In other words, almost everyone who sees the zero tolerance sign instantly concludes that no such enforcement policy exists and understands that higher speeds are the norm. Those higher speeds become a convention of sorts – an unwritten rule of road conduct.

A third conclusion that is far more important relates to the recent scandals surrounding three Senators and Toronto Mayor Rob Ford.  The likelihood of (unenforced) zero tolerance rules being enforced increases with public visibility and admission of a rule infraction that can be made subject to zero tolerance.  The unwritten rule of conventional conduct becomes defunct and zero tolerance prevails.

Let’s start with the Don Valley Parkway example. A driver accelerates to 120 km per hour past the zero tolerance sign and begins to pick up speed surpassing the unwritten rule of conventional speed. The driver accelerates through 130 km and 140km weaving in and around cars. Finally the driver is caught. At that speed, the license is confiscated on the spot and the driver is detained. This one infraction may be sufficient for the person to lose their license.

The speed infraction is calibrated as the difference between the 90km zero tolerance limits and the 140 km speed the driver was travelling. The speed infraction is not calibrated based on the speed most drivers actually travel when the Parkway is uncongested.

 

Three Canadian Senators

Now let’s move on to the Senators. Mr. Brazeau, Mr. Duffy and Ms. Wallin were appointed as Senators from Provinces from which they hailed but did not reside. This broke the zero tolerance rules but not the conventional or unwritten and widely accepted rules in force at the time.

The three Senators were all actively involved in partisan political activity which is not part of their Senate mandate and which is not properly within the ambit of the Senate job. This activity broke the zero tolerance rules but not the conventional or unwritten and widely accepted rules in force at the time.

The three Senators claimed expenses as if they lived in the Provinces from which they hailed but did not reside. These claims broke the zero tolerance rules but not the conventional or unwritten and widely accepted rules in force at the time.

The three Senators turned to the government to get assurances (in effect) that unwritten rules would prevail over zero tolerance rules. These assurances were given and as public visibility increased, the government – at first – reassured the Senators that the unwritten or conventional rules would prevail.

But let’s go back to my third conclusion:

The likelihood of (unenforced) zero tolerance rules being enforced increases with public visibility and admission of a rule infraction.  The unwritten rule of conventional conduct becomes defunct and zero tolerance prevails.

**To be done:**
1) Name the three Senators mentioned in the zero tolerance article.
2) Please copy the rows word for word, from the first row through the row that contains "chess-video-frame: 765432 ♜♚♜♝♟♟♟♛♞♟♟♞♟♟♟♝♟♟♟♟♛♞♟♟♝♞♟♝♟♜♜♚".
The rows come from a different source than the zero tolerance article.

[Box coordinate listings]
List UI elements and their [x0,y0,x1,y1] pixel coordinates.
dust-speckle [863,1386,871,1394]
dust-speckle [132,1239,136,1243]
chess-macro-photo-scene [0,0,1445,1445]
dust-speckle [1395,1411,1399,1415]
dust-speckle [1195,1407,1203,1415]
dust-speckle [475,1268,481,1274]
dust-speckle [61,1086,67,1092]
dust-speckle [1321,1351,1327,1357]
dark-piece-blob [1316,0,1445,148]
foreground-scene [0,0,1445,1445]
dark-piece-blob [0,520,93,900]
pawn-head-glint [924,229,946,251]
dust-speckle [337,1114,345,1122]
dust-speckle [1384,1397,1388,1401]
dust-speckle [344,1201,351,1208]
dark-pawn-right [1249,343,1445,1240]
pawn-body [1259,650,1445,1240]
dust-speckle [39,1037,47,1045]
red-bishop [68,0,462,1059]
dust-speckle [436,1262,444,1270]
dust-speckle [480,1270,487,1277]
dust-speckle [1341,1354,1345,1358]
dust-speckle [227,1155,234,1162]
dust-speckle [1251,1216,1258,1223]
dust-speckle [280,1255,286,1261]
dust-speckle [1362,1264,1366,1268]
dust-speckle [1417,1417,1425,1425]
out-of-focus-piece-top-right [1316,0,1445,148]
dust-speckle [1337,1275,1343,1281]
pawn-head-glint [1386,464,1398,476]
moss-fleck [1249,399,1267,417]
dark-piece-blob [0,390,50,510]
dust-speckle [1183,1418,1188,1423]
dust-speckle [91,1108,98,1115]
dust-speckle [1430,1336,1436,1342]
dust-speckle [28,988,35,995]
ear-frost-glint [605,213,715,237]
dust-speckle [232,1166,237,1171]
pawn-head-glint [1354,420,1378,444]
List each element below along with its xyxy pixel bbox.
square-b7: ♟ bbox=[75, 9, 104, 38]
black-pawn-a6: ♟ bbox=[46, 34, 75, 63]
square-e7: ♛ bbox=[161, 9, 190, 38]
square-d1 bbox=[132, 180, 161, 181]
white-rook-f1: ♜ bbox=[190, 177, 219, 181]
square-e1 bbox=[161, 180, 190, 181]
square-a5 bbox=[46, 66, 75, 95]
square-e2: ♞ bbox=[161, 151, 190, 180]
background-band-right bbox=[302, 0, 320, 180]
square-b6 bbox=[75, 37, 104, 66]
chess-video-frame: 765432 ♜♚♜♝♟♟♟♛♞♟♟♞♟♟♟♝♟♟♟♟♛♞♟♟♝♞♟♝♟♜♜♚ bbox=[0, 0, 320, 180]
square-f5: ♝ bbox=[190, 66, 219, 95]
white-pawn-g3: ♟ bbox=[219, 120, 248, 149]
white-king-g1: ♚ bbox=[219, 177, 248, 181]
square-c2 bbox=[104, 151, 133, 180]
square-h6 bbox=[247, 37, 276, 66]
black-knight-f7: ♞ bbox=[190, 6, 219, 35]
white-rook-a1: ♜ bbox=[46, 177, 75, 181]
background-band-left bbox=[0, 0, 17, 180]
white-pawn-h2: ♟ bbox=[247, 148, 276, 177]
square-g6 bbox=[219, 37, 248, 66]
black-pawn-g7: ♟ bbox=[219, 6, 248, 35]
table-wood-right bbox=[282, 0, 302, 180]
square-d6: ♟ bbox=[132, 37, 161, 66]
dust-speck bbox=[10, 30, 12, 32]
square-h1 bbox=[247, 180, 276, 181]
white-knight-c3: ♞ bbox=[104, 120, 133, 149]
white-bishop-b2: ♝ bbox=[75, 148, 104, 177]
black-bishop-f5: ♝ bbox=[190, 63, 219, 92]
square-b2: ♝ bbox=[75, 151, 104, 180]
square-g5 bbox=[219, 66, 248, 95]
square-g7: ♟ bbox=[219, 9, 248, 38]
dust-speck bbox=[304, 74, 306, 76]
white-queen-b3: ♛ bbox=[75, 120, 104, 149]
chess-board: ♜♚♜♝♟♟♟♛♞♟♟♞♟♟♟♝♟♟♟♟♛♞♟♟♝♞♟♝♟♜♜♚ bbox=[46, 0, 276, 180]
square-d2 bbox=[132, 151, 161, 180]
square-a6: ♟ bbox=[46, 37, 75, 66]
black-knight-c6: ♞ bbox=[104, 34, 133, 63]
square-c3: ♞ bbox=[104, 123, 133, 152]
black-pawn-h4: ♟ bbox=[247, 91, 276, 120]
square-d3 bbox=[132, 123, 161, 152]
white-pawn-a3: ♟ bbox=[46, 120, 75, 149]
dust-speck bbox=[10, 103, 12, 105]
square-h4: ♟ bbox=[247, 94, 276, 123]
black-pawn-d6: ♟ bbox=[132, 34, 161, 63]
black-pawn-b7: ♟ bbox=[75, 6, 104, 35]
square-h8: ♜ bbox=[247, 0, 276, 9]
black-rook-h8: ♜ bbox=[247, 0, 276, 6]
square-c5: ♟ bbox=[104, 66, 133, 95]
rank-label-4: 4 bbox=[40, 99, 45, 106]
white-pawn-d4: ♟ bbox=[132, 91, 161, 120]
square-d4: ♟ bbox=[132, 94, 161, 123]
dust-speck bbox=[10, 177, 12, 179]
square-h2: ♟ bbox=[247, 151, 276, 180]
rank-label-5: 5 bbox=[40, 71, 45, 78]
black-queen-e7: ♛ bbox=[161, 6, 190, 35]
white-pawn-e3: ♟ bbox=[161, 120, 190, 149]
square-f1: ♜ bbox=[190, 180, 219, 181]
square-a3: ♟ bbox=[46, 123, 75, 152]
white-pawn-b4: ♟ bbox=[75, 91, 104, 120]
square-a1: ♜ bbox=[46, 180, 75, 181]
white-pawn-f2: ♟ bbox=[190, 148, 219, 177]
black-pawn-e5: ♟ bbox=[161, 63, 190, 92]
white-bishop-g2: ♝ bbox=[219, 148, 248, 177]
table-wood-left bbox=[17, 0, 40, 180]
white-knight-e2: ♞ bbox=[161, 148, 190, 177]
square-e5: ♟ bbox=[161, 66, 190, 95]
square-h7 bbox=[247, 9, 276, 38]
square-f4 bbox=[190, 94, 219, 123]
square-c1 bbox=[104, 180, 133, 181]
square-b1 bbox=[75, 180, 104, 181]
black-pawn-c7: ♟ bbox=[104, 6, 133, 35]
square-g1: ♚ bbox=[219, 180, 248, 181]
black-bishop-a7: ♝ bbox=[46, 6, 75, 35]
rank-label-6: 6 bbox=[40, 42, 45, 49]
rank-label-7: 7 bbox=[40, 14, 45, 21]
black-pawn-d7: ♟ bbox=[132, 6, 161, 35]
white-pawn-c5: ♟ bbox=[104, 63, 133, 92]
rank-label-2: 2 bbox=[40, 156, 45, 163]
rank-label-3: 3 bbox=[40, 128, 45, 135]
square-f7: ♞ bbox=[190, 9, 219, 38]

**Answers provided:**
1) Mr. Brazeau, Mr. Duffy and Ms. Wallin

2)
List UI elements and their [x0,y0,x1,y1] pixel coordinates.
dust-speckle [863,1386,871,1394]
dust-speckle [132,1239,136,1243]
chess-macro-photo-scene [0,0,1445,1445]
dust-speckle [1395,1411,1399,1415]
dust-speckle [1195,1407,1203,1415]
dust-speckle [475,1268,481,1274]
dust-speckle [61,1086,67,1092]
dust-speckle [1321,1351,1327,1357]
dark-piece-blob [1316,0,1445,148]
foreground-scene [0,0,1445,1445]
dark-piece-blob [0,520,93,900]
pawn-head-glint [924,229,946,251]
dust-speckle [337,1114,345,1122]
dust-speckle [1384,1397,1388,1401]
dust-speckle [344,1201,351,1208]
dark-pawn-right [1249,343,1445,1240]
pawn-body [1259,650,1445,1240]
dust-speckle [39,1037,47,1045]
red-bishop [68,0,462,1059]
dust-speckle [436,1262,444,1270]
dust-speckle [480,1270,487,1277]
dust-speckle [1341,1354,1345,1358]
dust-speckle [227,1155,234,1162]
dust-speckle [1251,1216,1258,1223]
dust-speckle [280,1255,286,1261]
dust-speckle [1362,1264,1366,1268]
dust-speckle [1417,1417,1425,1425]
out-of-focus-piece-top-right [1316,0,1445,148]
dust-speckle [1337,1275,1343,1281]
pawn-head-glint [1386,464,1398,476]
moss-fleck [1249,399,1267,417]
dark-piece-blob [0,390,50,510]
dust-speckle [1183,1418,1188,1423]
dust-speckle [91,1108,98,1115]
dust-speckle [1430,1336,1436,1342]
dust-speckle [28,988,35,995]
ear-frost-glint [605,213,715,237]
dust-speckle [232,1166,237,1171]
pawn-head-glint [1354,420,1378,444]
List each element below along with its xyxy pixel bbox.
square-b7: ♟ bbox=[75, 9, 104, 38]
black-pawn-a6: ♟ bbox=[46, 34, 75, 63]
square-e7: ♛ bbox=[161, 9, 190, 38]
square-d1 bbox=[132, 180, 161, 181]
white-rook-f1: ♜ bbox=[190, 177, 219, 181]
square-e1 bbox=[161, 180, 190, 181]
square-a5 bbox=[46, 66, 75, 95]
square-e2: ♞ bbox=[161, 151, 190, 180]
background-band-right bbox=[302, 0, 320, 180]
square-b6 bbox=[75, 37, 104, 66]
chess-video-frame: 765432 ♜♚♜♝♟♟♟♛♞♟♟♞♟♟♟♝♟♟♟♟♛♞♟♟♝♞♟♝♟♜♜♚ bbox=[0, 0, 320, 180]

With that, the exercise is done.